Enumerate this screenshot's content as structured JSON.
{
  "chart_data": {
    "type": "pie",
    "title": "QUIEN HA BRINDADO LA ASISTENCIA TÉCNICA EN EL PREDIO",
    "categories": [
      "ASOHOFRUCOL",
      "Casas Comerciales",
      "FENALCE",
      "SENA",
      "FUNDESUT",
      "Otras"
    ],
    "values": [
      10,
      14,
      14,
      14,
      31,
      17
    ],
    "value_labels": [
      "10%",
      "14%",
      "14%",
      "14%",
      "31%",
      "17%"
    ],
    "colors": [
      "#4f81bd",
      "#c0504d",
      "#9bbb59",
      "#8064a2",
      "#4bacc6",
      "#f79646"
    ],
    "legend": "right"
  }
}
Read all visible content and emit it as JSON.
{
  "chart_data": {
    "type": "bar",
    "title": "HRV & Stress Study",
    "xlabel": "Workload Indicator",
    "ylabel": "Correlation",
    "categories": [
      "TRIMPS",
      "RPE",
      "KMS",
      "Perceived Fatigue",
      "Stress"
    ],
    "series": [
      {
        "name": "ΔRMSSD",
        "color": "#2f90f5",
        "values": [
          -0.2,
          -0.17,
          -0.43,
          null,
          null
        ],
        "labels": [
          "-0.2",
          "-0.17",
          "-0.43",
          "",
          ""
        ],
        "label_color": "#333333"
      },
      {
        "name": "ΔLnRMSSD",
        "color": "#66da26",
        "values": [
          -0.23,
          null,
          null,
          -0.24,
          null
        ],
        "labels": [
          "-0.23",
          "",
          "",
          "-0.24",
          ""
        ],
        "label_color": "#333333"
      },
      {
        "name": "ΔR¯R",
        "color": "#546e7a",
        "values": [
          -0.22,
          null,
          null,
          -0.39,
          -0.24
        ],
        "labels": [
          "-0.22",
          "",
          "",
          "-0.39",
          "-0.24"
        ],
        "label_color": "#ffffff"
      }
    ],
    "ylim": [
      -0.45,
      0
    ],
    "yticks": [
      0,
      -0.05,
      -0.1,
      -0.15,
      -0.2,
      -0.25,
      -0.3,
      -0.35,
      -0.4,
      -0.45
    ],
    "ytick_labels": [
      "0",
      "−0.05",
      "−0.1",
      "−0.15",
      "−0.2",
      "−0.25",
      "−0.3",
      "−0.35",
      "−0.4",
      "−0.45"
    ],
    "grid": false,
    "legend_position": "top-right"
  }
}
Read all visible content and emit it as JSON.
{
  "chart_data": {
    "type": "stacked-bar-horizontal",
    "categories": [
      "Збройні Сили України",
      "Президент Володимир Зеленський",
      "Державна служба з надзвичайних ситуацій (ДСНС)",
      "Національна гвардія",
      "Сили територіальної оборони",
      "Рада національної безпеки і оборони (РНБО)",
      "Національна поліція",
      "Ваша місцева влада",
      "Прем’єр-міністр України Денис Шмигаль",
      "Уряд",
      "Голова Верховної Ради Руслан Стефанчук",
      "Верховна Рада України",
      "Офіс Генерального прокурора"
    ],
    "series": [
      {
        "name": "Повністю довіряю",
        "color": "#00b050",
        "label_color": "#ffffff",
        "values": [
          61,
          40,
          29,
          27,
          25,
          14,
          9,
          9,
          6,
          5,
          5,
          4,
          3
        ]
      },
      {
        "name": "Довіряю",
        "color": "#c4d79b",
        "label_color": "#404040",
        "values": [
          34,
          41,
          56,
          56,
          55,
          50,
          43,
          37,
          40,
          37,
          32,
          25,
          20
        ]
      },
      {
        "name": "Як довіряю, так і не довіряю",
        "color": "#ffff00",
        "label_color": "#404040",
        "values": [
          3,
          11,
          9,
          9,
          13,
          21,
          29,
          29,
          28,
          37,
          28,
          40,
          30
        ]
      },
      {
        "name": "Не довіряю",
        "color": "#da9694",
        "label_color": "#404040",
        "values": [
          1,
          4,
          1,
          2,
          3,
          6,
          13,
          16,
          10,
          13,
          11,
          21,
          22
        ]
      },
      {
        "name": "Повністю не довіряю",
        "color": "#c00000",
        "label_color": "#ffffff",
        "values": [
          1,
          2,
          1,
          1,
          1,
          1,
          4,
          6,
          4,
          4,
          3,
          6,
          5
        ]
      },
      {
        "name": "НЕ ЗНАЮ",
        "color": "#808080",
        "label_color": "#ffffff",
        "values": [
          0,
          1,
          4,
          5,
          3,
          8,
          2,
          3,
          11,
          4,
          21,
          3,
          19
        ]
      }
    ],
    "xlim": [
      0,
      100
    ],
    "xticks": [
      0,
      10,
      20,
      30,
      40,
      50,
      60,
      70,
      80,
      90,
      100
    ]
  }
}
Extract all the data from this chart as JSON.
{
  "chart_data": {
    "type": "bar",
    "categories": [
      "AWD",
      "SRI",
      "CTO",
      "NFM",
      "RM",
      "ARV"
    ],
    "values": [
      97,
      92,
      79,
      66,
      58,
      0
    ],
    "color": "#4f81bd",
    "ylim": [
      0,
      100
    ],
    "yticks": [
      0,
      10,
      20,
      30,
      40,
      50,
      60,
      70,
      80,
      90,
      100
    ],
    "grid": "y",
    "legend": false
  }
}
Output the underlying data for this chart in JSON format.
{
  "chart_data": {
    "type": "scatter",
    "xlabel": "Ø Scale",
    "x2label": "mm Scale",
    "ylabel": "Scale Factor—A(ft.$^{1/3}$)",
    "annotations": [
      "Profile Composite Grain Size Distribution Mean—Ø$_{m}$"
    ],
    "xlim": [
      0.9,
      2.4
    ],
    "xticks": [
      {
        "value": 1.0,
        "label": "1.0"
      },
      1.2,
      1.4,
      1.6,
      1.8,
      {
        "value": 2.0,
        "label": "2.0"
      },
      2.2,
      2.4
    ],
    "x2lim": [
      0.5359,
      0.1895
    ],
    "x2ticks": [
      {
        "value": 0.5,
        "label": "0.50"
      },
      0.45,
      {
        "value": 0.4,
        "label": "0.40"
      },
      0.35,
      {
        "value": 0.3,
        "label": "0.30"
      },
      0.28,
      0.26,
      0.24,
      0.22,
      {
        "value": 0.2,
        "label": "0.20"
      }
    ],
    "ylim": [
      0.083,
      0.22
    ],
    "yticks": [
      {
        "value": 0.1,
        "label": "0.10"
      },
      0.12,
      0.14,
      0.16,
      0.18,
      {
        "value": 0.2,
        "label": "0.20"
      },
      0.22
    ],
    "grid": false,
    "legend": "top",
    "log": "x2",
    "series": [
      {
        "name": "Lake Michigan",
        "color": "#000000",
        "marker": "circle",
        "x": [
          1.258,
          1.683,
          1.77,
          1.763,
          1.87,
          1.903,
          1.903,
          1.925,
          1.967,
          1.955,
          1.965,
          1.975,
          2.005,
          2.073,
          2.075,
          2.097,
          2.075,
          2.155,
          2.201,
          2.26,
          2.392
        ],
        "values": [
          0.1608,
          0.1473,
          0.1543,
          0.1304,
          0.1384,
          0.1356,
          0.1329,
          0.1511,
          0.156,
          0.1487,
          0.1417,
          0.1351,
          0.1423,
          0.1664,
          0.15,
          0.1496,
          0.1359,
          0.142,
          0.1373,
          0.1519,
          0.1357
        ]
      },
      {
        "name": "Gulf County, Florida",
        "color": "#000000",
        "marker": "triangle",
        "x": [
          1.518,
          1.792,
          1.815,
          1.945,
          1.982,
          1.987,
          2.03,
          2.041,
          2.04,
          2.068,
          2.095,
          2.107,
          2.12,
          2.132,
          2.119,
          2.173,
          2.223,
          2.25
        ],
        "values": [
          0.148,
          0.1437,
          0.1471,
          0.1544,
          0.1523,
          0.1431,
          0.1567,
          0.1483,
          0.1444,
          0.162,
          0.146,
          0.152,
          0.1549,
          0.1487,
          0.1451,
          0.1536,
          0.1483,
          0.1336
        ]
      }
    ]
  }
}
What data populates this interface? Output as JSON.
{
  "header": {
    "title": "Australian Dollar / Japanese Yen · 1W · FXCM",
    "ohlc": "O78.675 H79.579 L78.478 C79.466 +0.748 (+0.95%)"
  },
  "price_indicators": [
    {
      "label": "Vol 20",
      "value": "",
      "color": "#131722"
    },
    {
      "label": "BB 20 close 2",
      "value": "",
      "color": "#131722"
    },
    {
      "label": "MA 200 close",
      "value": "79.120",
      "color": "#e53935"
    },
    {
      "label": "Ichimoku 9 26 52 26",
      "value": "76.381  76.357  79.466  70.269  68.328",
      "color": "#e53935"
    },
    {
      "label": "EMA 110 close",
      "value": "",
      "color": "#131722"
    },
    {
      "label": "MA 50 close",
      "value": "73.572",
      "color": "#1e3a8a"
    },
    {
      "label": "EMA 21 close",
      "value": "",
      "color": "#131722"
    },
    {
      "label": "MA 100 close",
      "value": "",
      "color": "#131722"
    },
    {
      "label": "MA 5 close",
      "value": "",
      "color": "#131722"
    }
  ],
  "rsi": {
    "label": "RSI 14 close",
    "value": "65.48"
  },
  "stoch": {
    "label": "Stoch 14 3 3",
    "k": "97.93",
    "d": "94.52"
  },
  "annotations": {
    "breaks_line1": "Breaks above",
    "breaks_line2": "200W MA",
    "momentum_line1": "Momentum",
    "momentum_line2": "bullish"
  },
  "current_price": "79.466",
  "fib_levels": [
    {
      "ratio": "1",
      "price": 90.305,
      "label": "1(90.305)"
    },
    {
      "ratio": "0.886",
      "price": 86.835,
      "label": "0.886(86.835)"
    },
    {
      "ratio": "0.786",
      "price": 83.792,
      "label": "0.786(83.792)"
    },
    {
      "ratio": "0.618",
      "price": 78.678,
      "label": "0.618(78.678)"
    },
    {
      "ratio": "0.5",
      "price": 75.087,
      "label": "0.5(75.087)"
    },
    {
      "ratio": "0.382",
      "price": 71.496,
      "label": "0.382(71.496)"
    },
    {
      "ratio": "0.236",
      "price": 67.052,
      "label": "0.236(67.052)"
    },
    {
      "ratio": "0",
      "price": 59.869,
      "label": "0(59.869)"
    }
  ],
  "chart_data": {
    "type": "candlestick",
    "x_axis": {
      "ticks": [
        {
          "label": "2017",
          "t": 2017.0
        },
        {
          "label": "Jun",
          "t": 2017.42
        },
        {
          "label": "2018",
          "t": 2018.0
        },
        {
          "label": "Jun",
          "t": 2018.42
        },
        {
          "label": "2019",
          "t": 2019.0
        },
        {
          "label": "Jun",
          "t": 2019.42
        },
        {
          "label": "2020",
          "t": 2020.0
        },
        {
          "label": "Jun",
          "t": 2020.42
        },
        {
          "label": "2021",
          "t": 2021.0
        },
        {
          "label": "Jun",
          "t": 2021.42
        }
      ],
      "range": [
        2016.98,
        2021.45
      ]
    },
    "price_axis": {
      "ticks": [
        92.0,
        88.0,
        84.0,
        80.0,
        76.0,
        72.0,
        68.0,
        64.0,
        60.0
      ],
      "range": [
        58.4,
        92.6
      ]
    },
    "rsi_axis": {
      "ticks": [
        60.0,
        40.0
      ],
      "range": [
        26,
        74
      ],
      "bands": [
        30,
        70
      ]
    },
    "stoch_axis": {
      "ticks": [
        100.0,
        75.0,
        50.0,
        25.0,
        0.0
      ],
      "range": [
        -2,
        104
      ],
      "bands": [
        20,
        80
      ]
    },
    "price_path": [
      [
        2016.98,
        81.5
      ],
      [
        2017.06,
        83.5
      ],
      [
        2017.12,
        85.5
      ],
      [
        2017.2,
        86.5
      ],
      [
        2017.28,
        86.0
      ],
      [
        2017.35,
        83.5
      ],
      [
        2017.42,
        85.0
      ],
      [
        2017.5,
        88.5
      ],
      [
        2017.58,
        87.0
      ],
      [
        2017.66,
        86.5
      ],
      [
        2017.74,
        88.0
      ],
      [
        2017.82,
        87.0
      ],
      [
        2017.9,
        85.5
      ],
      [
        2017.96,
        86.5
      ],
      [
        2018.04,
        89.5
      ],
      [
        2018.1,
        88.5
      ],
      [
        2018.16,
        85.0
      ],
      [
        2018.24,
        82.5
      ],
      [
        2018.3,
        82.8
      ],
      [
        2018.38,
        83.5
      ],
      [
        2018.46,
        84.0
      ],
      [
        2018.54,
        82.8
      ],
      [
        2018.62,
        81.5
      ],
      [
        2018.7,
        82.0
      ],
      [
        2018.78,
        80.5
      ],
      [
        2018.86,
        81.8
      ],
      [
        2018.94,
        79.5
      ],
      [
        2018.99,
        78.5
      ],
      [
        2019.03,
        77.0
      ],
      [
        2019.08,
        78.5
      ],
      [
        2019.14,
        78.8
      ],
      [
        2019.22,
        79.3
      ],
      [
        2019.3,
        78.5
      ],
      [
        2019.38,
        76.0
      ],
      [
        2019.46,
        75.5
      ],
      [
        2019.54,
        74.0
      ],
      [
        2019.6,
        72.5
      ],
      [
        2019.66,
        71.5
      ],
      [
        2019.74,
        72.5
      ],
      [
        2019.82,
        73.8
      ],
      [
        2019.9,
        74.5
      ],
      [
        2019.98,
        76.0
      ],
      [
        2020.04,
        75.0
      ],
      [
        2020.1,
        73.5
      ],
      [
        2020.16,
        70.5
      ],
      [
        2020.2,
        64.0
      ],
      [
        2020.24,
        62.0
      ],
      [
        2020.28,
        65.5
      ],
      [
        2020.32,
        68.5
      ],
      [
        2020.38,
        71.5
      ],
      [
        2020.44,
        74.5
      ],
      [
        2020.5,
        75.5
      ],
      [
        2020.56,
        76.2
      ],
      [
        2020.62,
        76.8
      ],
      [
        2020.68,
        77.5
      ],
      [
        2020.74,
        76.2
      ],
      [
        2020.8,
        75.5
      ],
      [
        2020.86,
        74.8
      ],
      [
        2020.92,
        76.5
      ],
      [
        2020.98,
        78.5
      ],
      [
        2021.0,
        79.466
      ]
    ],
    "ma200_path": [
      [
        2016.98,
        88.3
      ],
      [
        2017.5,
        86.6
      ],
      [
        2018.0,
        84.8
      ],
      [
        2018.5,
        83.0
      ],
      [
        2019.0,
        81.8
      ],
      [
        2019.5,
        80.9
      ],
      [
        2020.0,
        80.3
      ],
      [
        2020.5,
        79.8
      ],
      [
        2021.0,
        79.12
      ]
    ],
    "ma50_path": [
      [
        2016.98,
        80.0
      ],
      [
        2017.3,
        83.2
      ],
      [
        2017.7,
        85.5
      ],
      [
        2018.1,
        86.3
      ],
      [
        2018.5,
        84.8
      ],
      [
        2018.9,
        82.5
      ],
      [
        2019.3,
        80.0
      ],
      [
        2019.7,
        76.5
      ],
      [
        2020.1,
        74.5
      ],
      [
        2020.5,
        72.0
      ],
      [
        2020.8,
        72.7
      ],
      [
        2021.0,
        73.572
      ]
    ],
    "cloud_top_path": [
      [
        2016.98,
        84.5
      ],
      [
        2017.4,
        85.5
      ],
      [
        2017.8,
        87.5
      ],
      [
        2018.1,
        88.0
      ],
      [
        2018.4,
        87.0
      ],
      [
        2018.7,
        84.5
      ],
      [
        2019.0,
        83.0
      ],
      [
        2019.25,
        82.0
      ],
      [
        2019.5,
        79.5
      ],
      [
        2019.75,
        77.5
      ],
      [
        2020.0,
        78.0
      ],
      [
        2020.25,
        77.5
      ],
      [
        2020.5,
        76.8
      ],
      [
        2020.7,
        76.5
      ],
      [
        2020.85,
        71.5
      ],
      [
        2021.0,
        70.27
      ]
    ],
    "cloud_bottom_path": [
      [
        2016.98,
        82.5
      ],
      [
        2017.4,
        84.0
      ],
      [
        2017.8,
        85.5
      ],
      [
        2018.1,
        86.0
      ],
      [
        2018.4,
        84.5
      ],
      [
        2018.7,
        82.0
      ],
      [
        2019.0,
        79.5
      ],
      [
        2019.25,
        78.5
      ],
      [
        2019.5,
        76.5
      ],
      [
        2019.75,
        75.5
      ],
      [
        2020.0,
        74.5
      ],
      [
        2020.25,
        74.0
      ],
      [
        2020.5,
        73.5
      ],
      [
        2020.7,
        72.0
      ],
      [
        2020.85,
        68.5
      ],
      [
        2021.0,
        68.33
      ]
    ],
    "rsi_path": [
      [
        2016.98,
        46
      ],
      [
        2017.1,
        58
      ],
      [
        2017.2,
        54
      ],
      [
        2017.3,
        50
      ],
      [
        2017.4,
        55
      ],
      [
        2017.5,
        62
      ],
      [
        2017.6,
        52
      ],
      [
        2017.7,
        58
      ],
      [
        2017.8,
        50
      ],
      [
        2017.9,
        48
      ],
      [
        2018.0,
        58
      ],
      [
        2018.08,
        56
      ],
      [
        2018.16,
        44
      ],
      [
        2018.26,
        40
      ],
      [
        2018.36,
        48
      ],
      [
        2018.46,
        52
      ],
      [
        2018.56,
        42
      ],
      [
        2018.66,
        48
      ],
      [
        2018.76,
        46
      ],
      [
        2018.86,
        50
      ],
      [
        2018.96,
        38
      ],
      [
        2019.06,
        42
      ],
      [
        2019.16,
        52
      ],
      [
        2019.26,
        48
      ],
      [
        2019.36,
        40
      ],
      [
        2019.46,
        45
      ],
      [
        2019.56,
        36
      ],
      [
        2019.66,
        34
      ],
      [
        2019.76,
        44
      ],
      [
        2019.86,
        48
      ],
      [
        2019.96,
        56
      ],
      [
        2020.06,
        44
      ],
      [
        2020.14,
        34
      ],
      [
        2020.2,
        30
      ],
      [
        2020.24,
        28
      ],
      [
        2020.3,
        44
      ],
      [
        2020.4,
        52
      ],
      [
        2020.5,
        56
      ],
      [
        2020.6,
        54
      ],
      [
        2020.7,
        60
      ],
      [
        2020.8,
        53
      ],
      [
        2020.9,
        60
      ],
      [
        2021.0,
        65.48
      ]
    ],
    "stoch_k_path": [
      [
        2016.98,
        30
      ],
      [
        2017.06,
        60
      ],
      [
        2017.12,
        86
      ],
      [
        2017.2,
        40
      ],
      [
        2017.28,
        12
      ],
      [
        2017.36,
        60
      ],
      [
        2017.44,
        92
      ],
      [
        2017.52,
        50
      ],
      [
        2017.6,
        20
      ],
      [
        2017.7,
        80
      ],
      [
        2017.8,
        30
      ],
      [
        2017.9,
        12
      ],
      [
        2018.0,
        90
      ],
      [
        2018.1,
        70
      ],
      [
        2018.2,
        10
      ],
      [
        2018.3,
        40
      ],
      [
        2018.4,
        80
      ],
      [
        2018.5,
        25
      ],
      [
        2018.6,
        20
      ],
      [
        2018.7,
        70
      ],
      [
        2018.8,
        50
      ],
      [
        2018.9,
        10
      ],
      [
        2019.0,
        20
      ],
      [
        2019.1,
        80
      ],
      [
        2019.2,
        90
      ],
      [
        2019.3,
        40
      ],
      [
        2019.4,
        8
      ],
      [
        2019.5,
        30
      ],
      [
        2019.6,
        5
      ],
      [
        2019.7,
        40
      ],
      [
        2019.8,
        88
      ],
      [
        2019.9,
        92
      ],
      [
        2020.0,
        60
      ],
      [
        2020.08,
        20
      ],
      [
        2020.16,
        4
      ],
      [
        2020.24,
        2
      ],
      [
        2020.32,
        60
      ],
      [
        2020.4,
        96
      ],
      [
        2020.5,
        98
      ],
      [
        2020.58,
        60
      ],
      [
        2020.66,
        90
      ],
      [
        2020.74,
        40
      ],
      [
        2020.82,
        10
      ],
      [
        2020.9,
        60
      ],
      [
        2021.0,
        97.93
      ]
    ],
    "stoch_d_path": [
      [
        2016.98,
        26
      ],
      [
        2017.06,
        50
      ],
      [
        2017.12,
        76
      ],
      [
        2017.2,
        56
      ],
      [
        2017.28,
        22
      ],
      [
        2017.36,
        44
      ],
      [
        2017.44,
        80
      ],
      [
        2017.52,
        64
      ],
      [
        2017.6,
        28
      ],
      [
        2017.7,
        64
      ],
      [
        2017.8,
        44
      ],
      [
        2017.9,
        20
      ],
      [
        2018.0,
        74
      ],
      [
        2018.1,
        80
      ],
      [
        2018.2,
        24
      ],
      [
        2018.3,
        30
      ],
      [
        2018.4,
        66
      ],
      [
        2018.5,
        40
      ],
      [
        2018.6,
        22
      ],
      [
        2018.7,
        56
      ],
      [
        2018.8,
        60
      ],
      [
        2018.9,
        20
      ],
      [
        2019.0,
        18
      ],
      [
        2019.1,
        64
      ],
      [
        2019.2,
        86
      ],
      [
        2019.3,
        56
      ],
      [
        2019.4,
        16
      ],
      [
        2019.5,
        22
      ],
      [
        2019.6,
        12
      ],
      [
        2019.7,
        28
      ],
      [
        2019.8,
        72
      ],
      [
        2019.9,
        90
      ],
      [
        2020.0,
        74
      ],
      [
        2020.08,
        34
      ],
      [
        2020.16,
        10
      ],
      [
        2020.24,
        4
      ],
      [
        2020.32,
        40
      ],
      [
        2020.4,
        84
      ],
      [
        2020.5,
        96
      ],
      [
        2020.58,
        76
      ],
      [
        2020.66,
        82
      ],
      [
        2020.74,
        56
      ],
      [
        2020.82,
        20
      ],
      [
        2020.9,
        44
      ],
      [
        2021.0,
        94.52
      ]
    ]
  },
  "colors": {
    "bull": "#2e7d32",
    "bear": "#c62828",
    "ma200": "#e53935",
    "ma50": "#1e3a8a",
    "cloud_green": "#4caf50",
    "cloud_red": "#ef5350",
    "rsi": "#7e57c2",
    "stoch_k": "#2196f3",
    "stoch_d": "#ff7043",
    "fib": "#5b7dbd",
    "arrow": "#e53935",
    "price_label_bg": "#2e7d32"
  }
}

——————

• _Task prompt_
Copy every line of the listing containing the string "this".

• _Task answer_
Enumerate this screenshot's content as structured JSON.
Extract all the data from this chart as JSON.
Output the underlying data for this chart in JSON format.
What data populates this interface? Output as JSON.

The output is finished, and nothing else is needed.